[Start PROVIDED ENTRIES]

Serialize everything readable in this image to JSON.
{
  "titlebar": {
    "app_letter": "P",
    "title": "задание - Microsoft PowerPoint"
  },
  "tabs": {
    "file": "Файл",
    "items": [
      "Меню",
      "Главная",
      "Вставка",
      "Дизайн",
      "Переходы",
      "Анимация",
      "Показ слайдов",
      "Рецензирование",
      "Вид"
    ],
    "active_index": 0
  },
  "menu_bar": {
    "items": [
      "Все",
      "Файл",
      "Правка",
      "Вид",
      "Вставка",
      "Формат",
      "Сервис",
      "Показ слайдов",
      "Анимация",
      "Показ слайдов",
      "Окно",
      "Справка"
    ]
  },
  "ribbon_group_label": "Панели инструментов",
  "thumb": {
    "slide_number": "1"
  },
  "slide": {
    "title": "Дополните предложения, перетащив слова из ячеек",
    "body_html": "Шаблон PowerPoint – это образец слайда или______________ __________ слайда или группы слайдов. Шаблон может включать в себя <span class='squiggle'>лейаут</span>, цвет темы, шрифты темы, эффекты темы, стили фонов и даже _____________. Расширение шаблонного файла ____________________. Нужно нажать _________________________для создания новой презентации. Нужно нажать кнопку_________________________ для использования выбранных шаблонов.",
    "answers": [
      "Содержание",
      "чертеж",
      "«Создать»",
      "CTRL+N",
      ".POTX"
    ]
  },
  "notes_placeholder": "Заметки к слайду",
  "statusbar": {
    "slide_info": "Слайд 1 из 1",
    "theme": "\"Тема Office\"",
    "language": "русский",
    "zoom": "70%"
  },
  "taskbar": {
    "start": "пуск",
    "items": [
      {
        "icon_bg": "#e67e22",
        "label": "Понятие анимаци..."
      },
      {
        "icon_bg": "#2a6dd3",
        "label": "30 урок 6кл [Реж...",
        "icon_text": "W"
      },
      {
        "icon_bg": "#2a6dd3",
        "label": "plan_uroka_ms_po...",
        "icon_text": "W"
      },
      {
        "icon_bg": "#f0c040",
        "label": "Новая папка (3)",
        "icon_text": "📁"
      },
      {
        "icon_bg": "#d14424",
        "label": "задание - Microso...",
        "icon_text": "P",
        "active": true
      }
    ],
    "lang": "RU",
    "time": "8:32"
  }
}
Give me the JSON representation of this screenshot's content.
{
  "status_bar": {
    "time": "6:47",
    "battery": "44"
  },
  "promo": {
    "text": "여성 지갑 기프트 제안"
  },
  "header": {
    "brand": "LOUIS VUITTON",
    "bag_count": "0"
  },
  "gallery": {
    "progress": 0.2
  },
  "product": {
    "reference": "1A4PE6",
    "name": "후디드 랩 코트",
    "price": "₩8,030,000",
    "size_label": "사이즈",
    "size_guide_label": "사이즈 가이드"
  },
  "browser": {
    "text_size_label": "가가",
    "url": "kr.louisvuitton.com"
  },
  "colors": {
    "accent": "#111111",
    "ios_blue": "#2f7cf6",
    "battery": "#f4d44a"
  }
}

[End PROVIDED ENTRIES]

**REQUIREMENT**. Write out all of the records above exactly as they appear.

**WRITTEN SOLUTION**.
Serialize everything readable in this image to JSON.
{
  "titlebar": {
    "app_letter": "P",
    "title": "задание - Microsoft PowerPoint"
  },
  "tabs": {
    "file": "Файл",
    "items": [
      "Меню",
      "Главная",
      "Вставка",
      "Дизайн",
      "Переходы",
      "Анимация",
      "Показ слайдов",
      "Рецензирование",
      "Вид"
    ],
    "active_index": 0
  },
  "menu_bar": {
    "items": [
      "Все",
      "Файл",
      "Правка",
      "Вид",
      "Вставка",
      "Формат",
      "Сервис",
      "Показ слайдов",
      "Анимация",
      "Показ слайдов",
      "Окно",
      "Справка"
    ]
  },
  "ribbon_group_label": "Панели инструментов",
  "thumb": {
    "slide_number": "1"
  },
  "slide": {
    "title": "Дополните предложения, перетащив слова из ячеек",
    "body_html": "Шаблон PowerPoint – это образец слайда или______________ __________ слайда или группы слайдов. Шаблон может включать в себя <span class='squiggle'>лейаут</span>, цвет темы, шрифты темы, эффекты темы, стили фонов и даже _____________. Расширение шаблонного файла ____________________. Нужно нажать _________________________для создания новой презентации. Нужно нажать кнопку_________________________ для использования выбранных шаблонов.",
    "answers": [
      "Содержание",
      "чертеж",
      "«Создать»",
      "CTRL+N",
      ".POTX"
    ]
  },
  "notes_placeholder": "Заметки к слайду",
  "statusbar": {
    "slide_info": "Слайд 1 из 1",
    "theme": "\"Тема Office\"",
    "language": "русский",
    "zoom": "70%"
  },
  "taskbar": {
    "start": "пуск",
    "items": [
      {
        "icon_bg": "#e67e22",
        "label": "Понятие анимаци..."
      },
      {
        "icon_bg": "#2a6dd3",
        "label": "30 урок 6кл [Реж...",
        "icon_text": "W"
      },
      {
        "icon_bg": "#2a6dd3",
        "label": "plan_uroka_ms_po...",
        "icon_text": "W"
      },
      {
        "icon_bg": "#f0c040",
        "label": "Новая папка (3)",
        "icon_text": "📁"
      },
      {
        "icon_bg": "#d14424",
        "label": "задание - Microso...",
        "icon_text": "P",
        "active": true
      }
    ],
    "lang": "RU",
    "time": "8:32"
  }
}
Give me the JSON representation of this screenshot's content.
{
  "status_bar": {
    "time": "6:47",
    "battery": "44"
  },
  "promo": {
    "text": "여성 지갑 기프트 제안"
  },
  "header": {
    "brand": "LOUIS VUITTON",
    "bag_count": "0"
  },
  "gallery": {
    "progress": 0.2
  },
  "product": {
    "reference": "1A4PE6",
    "name": "후디드 랩 코트",
    "price": "₩8,030,000",
    "size_label": "사이즈",
    "size_guide_label": "사이즈 가이드"
  },
  "browser": {
    "text_size_label": "가가",
    "url": "kr.louisvuitton.com"
  },
  "colors": {
    "accent": "#111111",
    "ios_blue": "#2f7cf6",
    "battery": "#f4d44a"
  }
}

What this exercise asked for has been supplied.